> **Given exercise**
Locate the word "value" in the material, then show every line that holds it.

* Start Data in this exercise *

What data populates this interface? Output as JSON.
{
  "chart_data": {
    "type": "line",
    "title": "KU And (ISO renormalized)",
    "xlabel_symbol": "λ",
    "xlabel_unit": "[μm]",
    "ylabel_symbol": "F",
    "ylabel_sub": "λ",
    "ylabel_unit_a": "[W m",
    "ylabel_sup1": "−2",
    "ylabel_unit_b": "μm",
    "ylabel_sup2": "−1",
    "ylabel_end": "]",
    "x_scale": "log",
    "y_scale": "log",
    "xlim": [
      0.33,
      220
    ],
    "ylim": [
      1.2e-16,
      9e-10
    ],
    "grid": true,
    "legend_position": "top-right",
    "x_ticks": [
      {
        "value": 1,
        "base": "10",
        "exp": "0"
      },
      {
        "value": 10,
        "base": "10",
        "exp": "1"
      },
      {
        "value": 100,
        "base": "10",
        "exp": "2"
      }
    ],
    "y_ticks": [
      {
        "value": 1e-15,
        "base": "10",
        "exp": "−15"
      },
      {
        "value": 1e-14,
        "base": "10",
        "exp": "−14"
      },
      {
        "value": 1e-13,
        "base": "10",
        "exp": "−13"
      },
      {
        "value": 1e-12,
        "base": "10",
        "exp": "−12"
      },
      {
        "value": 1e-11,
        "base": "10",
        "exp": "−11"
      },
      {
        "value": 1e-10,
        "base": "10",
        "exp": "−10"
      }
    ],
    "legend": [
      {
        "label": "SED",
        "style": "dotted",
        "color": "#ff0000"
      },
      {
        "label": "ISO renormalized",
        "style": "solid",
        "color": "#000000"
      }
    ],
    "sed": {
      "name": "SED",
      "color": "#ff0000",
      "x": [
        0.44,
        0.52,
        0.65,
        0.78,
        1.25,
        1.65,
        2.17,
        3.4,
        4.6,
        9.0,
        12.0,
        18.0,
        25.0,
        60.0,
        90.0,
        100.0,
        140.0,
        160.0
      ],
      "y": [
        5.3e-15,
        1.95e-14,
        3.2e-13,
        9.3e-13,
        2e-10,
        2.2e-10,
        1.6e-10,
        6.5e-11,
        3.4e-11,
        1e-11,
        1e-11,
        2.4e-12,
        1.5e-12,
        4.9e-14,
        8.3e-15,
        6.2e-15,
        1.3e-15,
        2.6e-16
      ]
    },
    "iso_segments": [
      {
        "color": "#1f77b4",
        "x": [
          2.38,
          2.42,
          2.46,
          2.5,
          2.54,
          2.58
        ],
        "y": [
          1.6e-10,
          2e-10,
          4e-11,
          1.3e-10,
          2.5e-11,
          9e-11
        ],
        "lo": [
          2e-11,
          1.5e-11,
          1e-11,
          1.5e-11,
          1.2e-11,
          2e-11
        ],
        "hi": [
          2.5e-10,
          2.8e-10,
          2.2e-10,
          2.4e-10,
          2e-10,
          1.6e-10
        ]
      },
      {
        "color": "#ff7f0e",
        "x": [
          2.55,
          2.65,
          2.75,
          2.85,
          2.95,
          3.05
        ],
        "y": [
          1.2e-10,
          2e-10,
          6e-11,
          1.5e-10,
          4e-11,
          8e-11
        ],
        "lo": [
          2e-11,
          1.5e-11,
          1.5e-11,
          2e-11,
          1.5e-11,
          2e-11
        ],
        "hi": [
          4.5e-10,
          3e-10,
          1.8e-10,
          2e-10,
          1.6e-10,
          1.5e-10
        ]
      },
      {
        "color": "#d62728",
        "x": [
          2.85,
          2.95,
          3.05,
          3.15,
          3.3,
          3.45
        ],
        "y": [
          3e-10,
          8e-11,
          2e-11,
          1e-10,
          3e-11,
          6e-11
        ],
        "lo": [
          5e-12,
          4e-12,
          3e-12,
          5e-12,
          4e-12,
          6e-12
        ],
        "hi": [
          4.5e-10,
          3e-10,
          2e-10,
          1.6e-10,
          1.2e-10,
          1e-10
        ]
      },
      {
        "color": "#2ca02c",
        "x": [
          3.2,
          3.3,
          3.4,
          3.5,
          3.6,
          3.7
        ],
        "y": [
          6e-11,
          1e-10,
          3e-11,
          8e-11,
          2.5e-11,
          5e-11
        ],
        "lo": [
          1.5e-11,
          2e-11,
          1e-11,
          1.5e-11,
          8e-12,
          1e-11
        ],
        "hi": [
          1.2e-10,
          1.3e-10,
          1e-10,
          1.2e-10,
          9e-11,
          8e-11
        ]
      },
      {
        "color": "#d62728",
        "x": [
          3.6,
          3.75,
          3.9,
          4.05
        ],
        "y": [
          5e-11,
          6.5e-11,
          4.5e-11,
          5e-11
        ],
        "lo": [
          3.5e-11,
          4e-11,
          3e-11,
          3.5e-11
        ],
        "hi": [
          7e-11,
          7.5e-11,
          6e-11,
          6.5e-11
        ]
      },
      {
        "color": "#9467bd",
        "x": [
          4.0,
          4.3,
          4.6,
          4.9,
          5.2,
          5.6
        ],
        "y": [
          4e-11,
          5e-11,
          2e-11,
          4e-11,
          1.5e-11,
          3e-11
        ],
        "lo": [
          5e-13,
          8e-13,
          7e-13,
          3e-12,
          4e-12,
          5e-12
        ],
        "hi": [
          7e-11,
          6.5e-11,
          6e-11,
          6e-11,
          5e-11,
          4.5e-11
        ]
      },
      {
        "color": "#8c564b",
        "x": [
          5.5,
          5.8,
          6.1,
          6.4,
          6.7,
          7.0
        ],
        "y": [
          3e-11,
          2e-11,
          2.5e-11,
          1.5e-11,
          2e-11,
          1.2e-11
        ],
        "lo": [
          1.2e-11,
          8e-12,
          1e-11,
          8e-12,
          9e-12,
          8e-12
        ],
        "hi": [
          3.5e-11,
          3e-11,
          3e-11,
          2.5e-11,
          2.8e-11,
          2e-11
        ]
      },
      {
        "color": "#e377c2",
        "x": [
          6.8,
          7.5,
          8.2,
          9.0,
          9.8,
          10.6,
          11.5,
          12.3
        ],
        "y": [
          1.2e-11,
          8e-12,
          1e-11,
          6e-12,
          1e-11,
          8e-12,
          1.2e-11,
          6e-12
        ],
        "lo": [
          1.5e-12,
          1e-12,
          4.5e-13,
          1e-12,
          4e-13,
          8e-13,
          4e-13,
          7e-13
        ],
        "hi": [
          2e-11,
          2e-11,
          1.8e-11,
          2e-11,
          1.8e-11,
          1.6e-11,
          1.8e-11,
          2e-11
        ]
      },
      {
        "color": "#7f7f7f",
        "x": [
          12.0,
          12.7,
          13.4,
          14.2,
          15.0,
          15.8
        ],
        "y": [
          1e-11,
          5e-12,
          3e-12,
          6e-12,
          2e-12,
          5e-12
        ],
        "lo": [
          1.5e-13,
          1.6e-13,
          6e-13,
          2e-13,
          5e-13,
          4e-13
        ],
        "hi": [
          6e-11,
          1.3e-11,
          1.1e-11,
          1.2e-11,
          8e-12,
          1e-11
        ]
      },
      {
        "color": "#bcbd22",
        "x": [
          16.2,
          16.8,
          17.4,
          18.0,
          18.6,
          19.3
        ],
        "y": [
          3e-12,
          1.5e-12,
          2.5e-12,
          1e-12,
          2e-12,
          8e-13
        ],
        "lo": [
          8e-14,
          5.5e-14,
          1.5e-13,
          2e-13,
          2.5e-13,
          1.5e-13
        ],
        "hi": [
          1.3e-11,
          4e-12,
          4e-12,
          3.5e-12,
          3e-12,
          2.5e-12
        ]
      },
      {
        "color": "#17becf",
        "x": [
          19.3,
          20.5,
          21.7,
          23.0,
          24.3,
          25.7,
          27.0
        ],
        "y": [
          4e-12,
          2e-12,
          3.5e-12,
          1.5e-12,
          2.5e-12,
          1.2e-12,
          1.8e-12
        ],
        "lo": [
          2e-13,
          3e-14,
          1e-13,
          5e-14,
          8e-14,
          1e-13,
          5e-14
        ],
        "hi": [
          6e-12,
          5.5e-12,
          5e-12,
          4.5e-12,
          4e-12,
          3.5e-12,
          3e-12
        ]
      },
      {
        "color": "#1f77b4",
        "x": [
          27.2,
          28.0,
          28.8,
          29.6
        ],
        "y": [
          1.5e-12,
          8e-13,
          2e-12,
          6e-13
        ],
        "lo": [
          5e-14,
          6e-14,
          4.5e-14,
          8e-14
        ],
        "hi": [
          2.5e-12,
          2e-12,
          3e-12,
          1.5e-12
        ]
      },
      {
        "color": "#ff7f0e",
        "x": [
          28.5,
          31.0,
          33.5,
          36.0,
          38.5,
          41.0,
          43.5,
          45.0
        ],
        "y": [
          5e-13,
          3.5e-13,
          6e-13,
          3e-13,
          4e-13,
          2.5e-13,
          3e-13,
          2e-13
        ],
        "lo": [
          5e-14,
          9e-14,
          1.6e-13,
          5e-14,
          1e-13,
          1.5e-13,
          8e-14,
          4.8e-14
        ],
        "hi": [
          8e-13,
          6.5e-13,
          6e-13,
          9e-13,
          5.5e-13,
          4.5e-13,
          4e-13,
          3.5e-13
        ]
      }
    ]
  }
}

* End Data in this exercise *

> **Finished answer**
        "value": 1,
        "value": 10,
        "value": 100,
        "value": 1e-15,
        "value": 1e-14,
        "value": 1e-13,
        "value": 1e-12,
        "value": 1e-11,
        "value": 1e-10,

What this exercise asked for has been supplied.